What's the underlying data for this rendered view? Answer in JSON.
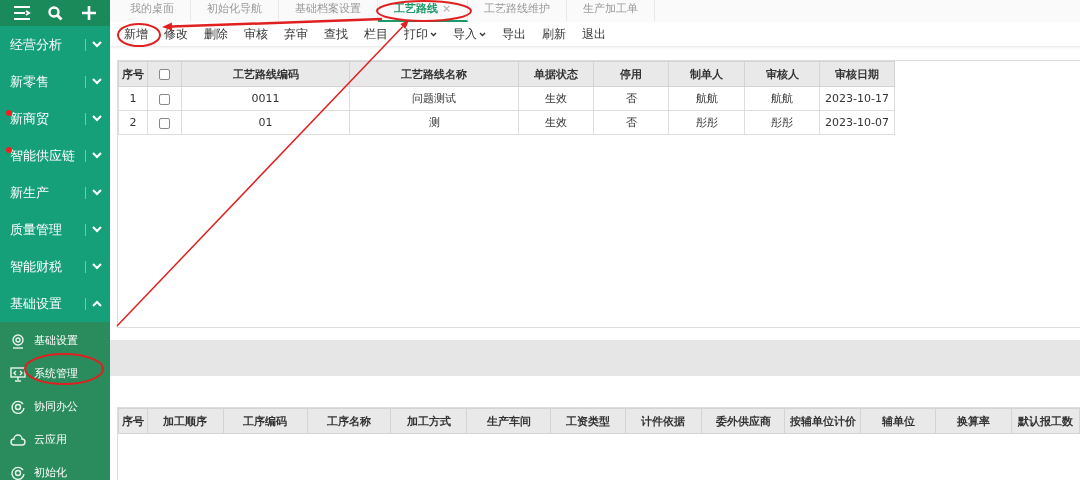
{
  "sidebar": {
    "items": [
      {
        "label": "经营分析",
        "expanded": false,
        "badge": false
      },
      {
        "label": "新零售",
        "expanded": false,
        "badge": false
      },
      {
        "label": "新商贸",
        "expanded": false,
        "badge": true
      },
      {
        "label": "智能供应链",
        "expanded": false,
        "badge": true
      },
      {
        "label": "新生产",
        "expanded": false,
        "badge": false
      },
      {
        "label": "质量管理",
        "expanded": false,
        "badge": false
      },
      {
        "label": "智能财税",
        "expanded": false,
        "badge": false
      },
      {
        "label": "基础设置",
        "expanded": true,
        "badge": false
      }
    ],
    "sub_items": [
      {
        "label": "基础设置",
        "kind": "camera"
      },
      {
        "label": "系统管理",
        "kind": "monitor"
      },
      {
        "label": "协同办公",
        "kind": "ring"
      },
      {
        "label": "云应用",
        "kind": "cloud"
      },
      {
        "label": "初始化",
        "kind": "ring"
      }
    ]
  },
  "tabs": [
    {
      "label": "我的桌面",
      "selected": false
    },
    {
      "label": "初始化导航",
      "selected": false
    },
    {
      "label": "基础档案设置",
      "selected": false
    },
    {
      "label": "工艺路线",
      "selected": true,
      "close": "×"
    },
    {
      "label": "工艺路线维护",
      "selected": false
    },
    {
      "label": "生产加工单",
      "selected": false
    }
  ],
  "toolbar": [
    {
      "label": "新增",
      "dropdown": false
    },
    {
      "label": "修改",
      "dropdown": false
    },
    {
      "label": "删除",
      "dropdown": false
    },
    {
      "label": "审核",
      "dropdown": false
    },
    {
      "label": "弃审",
      "dropdown": false
    },
    {
      "label": "查找",
      "dropdown": false
    },
    {
      "label": "栏目",
      "dropdown": false
    },
    {
      "label": "打印",
      "dropdown": true
    },
    {
      "label": "导入",
      "dropdown": true
    },
    {
      "label": "导出",
      "dropdown": false
    },
    {
      "label": "刷新",
      "dropdown": false
    },
    {
      "label": "退出",
      "dropdown": false
    }
  ],
  "routes_table": {
    "columns": [
      {
        "kind": "text",
        "label": "序号"
      },
      {
        "kind": "checkbox",
        "checked": false
      },
      {
        "kind": "text",
        "label": "工艺路线编码"
      },
      {
        "kind": "text",
        "label": "工艺路线名称"
      },
      {
        "kind": "text",
        "label": "单据状态"
      },
      {
        "kind": "text",
        "label": "停用"
      },
      {
        "kind": "text",
        "label": "制单人"
      },
      {
        "kind": "text",
        "label": "审核人"
      },
      {
        "kind": "text",
        "label": "审核日期"
      }
    ],
    "rows": [
      [
        {
          "kind": "text",
          "text": "1"
        },
        {
          "kind": "checkbox",
          "checked": false
        },
        {
          "kind": "text",
          "text": "0011"
        },
        {
          "kind": "text",
          "text": "问题测试"
        },
        {
          "kind": "text",
          "text": "生效"
        },
        {
          "kind": "text",
          "text": "否"
        },
        {
          "kind": "text",
          "text": "航航"
        },
        {
          "kind": "text",
          "text": "航航"
        },
        {
          "kind": "text",
          "text": "2023-10-17"
        }
      ],
      [
        {
          "kind": "text",
          "text": "2"
        },
        {
          "kind": "checkbox",
          "checked": false
        },
        {
          "kind": "text",
          "text": "01"
        },
        {
          "kind": "text",
          "text": "测"
        },
        {
          "kind": "text",
          "text": "生效"
        },
        {
          "kind": "text",
          "text": "否"
        },
        {
          "kind": "text",
          "text": "彤彤"
        },
        {
          "kind": "text",
          "text": "彤彤"
        },
        {
          "kind": "text",
          "text": "2023-10-07"
        }
      ]
    ]
  },
  "steps_table": {
    "columns": [
      "序号",
      "加工顺序",
      "工序编码",
      "工序名称",
      "加工方式",
      "生产车间",
      "工资类型",
      "计件依据",
      "委外供应商",
      "按辅单位计价",
      "辅单位",
      "换算率",
      "默认报工数"
    ]
  }
}
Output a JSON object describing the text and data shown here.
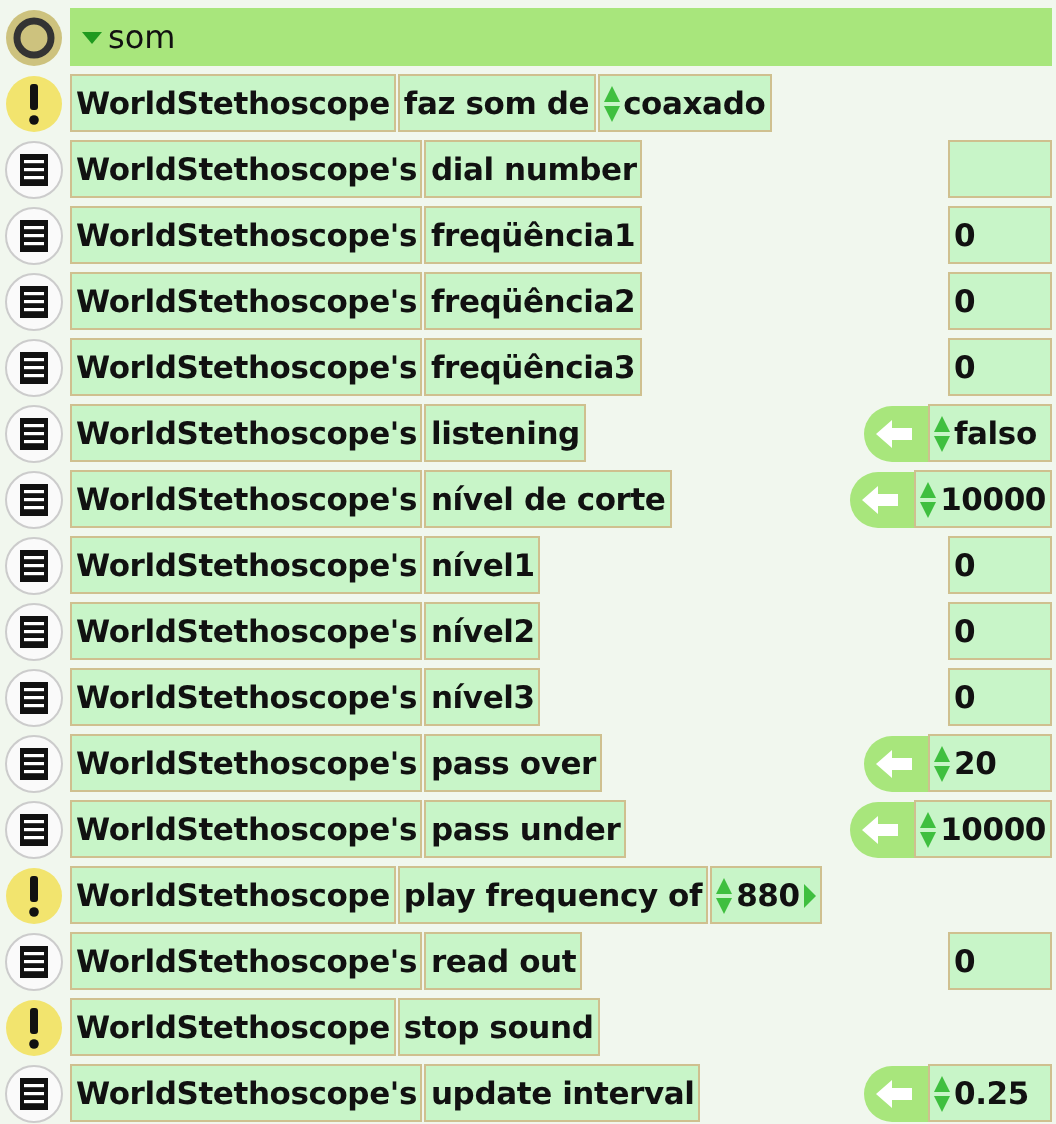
{
  "header": {
    "title": "som",
    "expanded": true
  },
  "rows": [
    {
      "kind": "command",
      "object": "WorldStethoscope",
      "label": "faz som de",
      "arg": {
        "text": "coaxado",
        "more": false
      }
    },
    {
      "kind": "reporter",
      "object": "WorldStethoscope's",
      "label": "dial number",
      "readout": {
        "settable": false
      }
    },
    {
      "kind": "reporter",
      "object": "WorldStethoscope's",
      "label": "freqüência1",
      "readout": {
        "settable": false,
        "value": "0"
      }
    },
    {
      "kind": "reporter",
      "object": "WorldStethoscope's",
      "label": "freqüência2",
      "readout": {
        "settable": false,
        "value": "0"
      }
    },
    {
      "kind": "reporter",
      "object": "WorldStethoscope's",
      "label": "freqüência3",
      "readout": {
        "settable": false,
        "value": "0"
      }
    },
    {
      "kind": "reporter",
      "object": "WorldStethoscope's",
      "label": "listening",
      "readout": {
        "settable": true,
        "value": "falso"
      }
    },
    {
      "kind": "reporter",
      "object": "WorldStethoscope's",
      "label": "nível de corte",
      "readout": {
        "settable": true,
        "value": "10000"
      }
    },
    {
      "kind": "reporter",
      "object": "WorldStethoscope's",
      "label": "nível1",
      "readout": {
        "settable": false,
        "value": "0"
      }
    },
    {
      "kind": "reporter",
      "object": "WorldStethoscope's",
      "label": "nível2",
      "readout": {
        "settable": false,
        "value": "0"
      }
    },
    {
      "kind": "reporter",
      "object": "WorldStethoscope's",
      "label": "nível3",
      "readout": {
        "settable": false,
        "value": "0"
      }
    },
    {
      "kind": "reporter",
      "object": "WorldStethoscope's",
      "label": "pass over",
      "readout": {
        "settable": true,
        "value": "20"
      }
    },
    {
      "kind": "reporter",
      "object": "WorldStethoscope's",
      "label": "pass under",
      "readout": {
        "settable": true,
        "value": "10000"
      }
    },
    {
      "kind": "command",
      "object": "WorldStethoscope",
      "label": "play frequency of",
      "arg": {
        "text": "880",
        "more": true
      }
    },
    {
      "kind": "reporter",
      "object": "WorldStethoscope's",
      "label": "read out",
      "readout": {
        "settable": false,
        "value": "0"
      }
    },
    {
      "kind": "command",
      "object": "WorldStethoscope",
      "label": "stop sound"
    },
    {
      "kind": "reporter",
      "object": "WorldStethoscope's",
      "label": "update interval",
      "readout": {
        "settable": true,
        "value": "0.25"
      }
    }
  ]
}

══════════════════════════════

• **DO THIS**: Copy out the entries verbatim and leave the images out.

• **EXPECTED OUTPUT**:
What's the underlying data for this rendered view? Answer in JSON.
{
  "sidebar": {
    "items": [
      {
        "label": "经营分析",
        "expanded": false,
        "badge": false
      },
      {
        "label": "新零售",
        "expanded": false,
        "badge": false
      },
      {
        "label": "新商贸",
        "expanded": false,
        "badge": true
      },
      {
        "label": "智能供应链",
        "expanded": false,
        "badge": true
      },
      {
        "label": "新生产",
        "expanded": false,
        "badge": false
      },
      {
        "label": "质量管理",
        "expanded": false,
        "badge": false
      },
      {
        "label": "智能财税",
        "expanded": false,
        "badge": false
      },
      {
        "label": "基础设置",
        "expanded": true,
        "badge": false
      }
    ],
    "sub_items": [
      {
        "label": "基础设置",
        "kind": "camera"
      },
      {
        "label": "系统管理",
        "kind": "monitor"
      },
      {
        "label": "协同办公",
        "kind": "ring"
      },
      {
        "label": "云应用",
        "kind": "cloud"
      },
      {
        "label": "初始化",
        "kind": "ring"
      }
    ]
  },
  "tabs": [
    {
      "label": "我的桌面",
      "selected": false
    },
    {
      "label": "初始化导航",
      "selected": false
    },
    {
      "label": "基础档案设置",
      "selected": false
    },
    {
      "label": "工艺路线",
      "selected": true,
      "close": "×"
    },
    {
      "label": "工艺路线维护",
      "selected": false
    },
    {
      "label": "生产加工单",
      "selected": false
    }
  ],
  "toolbar": [
    {
      "label": "新增",
      "dropdown": false
    },
    {
      "label": "修改",
      "dropdown": false
    },
    {
      "label": "删除",
      "dropdown": false
    },
    {
      "label": "审核",
      "dropdown": false
    },
    {
      "label": "弃审",
      "dropdown": false
    },
    {
      "label": "查找",
      "dropdown": false
    },
    {
      "label": "栏目",
      "dropdown": false
    },
    {
      "label": "打印",
      "dropdown": true
    },
    {
      "label": "导入",
      "dropdown": true
    },
    {
      "label": "导出",
      "dropdown": false
    },
    {
      "label": "刷新",
      "dropdown": false
    },
    {
      "label": "退出",
      "dropdown": false
    }
  ],
  "routes_table": {
    "columns": [
      {
        "kind": "text",
        "label": "序号"
      },
      {
        "kind": "checkbox",
        "checked": false
      },
      {
        "kind": "text",
        "label": "工艺路线编码"
      },
      {
        "kind": "text",
        "label": "工艺路线名称"
      },
      {
        "kind": "text",
        "label": "单据状态"
      },
      {
        "kind": "text",
        "label": "停用"
      },
      {
        "kind": "text",
        "label": "制单人"
      },
      {
        "kind": "text",
        "label": "审核人"
      },
      {
        "kind": "text",
        "label": "审核日期"
      }
    ],
    "rows": [
      [
        {
          "kind": "text",
          "text": "1"
        },
        {
          "kind": "checkbox",
          "checked": false
        },
        {
          "kind": "text",
          "text": "0011"
        },
        {
          "kind": "text",
          "text": "问题测试"
        },
        {
          "kind": "text",
          "text": "生效"
        },
        {
          "kind": "text",
          "text": "否"
        },
        {
          "kind": "text",
          "text": "航航"
        },
        {
          "kind": "text",
          "text": "航航"
        },
        {
          "kind": "text",
          "text": "2023-10-17"
        }
      ],
      [
        {
          "kind": "text",
          "text": "2"
        },
        {
          "kind": "checkbox",
          "checked": false
        },
        {
          "kind": "text",
          "text": "01"
        },
        {
          "kind": "text",
          "text": "测"
        },
        {
          "kind": "text",
          "text": "生效"
        },
        {
          "kind": "text",
          "text": "否"
        },
        {
          "kind": "text",
          "text": "彤彤"
        },
        {
          "kind": "text",
          "text": "彤彤"
        },
        {
          "kind": "text",
          "text": "2023-10-07"
        }
      ]
    ]
  },
  "steps_table": {
    "columns": [
      "序号",
      "加工顺序",
      "工序编码",
      "工序名称",
      "加工方式",
      "生产车间",
      "工资类型",
      "计件依据",
      "委外供应商",
      "按辅单位计价",
      "辅单位",
      "换算率",
      "默认报工数"
    ]
  }
}
Output a JSON object describing the text and data shown here.
{
  "header": {
    "title": "som",
    "expanded": true
  },
  "rows": [
    {
      "kind": "command",
      "object": "WorldStethoscope",
      "label": "faz som de",
      "arg": {
        "text": "coaxado",
        "more": false
      }
    },
    {
      "kind": "reporter",
      "object": "WorldStethoscope's",
      "label": "dial number",
      "readout": {
        "settable": false
      }
    },
    {
      "kind": "reporter",
      "object": "WorldStethoscope's",
      "label": "freqüência1",
      "readout": {
        "settable": false,
        "value": "0"
      }
    },
    {
      "kind": "reporter",
      "object": "WorldStethoscope's",
      "label": "freqüência2",
      "readout": {
        "settable": false,
        "value": "0"
      }
    },
    {
      "kind": "reporter",
      "object": "WorldStethoscope's",
      "label": "freqüência3",
      "readout": {
        "settable": false,
        "value": "0"
      }
    },
    {
      "kind": "reporter",
      "object": "WorldStethoscope's",
      "label": "listening",
      "readout": {
        "settable": true,
        "value": "falso"
      }
    },
    {
      "kind": "reporter",
      "object": "WorldStethoscope's",
      "label": "nível de corte",
      "readout": {
        "settable": true,
        "value": "10000"
      }
    },
    {
      "kind": "reporter",
      "object": "WorldStethoscope's",
      "label": "nível1",
      "readout": {
        "settable": false,
        "value": "0"
      }
    },
    {
      "kind": "reporter",
      "object": "WorldStethoscope's",
      "label": "nível2",
      "readout": {
        "settable": false,
        "value": "0"
      }
    },
    {
      "kind": "reporter",
      "object": "WorldStethoscope's",
      "label": "nível3",
      "readout": {
        "settable": false,
        "value": "0"
      }
    },
    {
      "kind": "reporter",
      "object": "WorldStethoscope's",
      "label": "pass over",
      "readout": {
        "settable": true,
        "value": "20"
      }
    },
    {
      "kind": "reporter",
      "object": "WorldStethoscope's",
      "label": "pass under",
      "readout": {
        "settable": true,
        "value": "10000"
      }
    },
    {
      "kind": "command",
      "object": "WorldStethoscope",
      "label": "play frequency of",
      "arg": {
        "text": "880",
        "more": true
      }
    },
    {
      "kind": "reporter",
      "object": "WorldStethoscope's",
      "label": "read out",
      "readout": {
        "settable": false,
        "value": "0"
      }
    },
    {
      "kind": "command",
      "object": "WorldStethoscope",
      "label": "stop sound"
    },
    {
      "kind": "reporter",
      "object": "WorldStethoscope's",
      "label": "update interval",
      "readout": {
        "settable": true,
        "value": "0.25"
      }
    }
  ]
}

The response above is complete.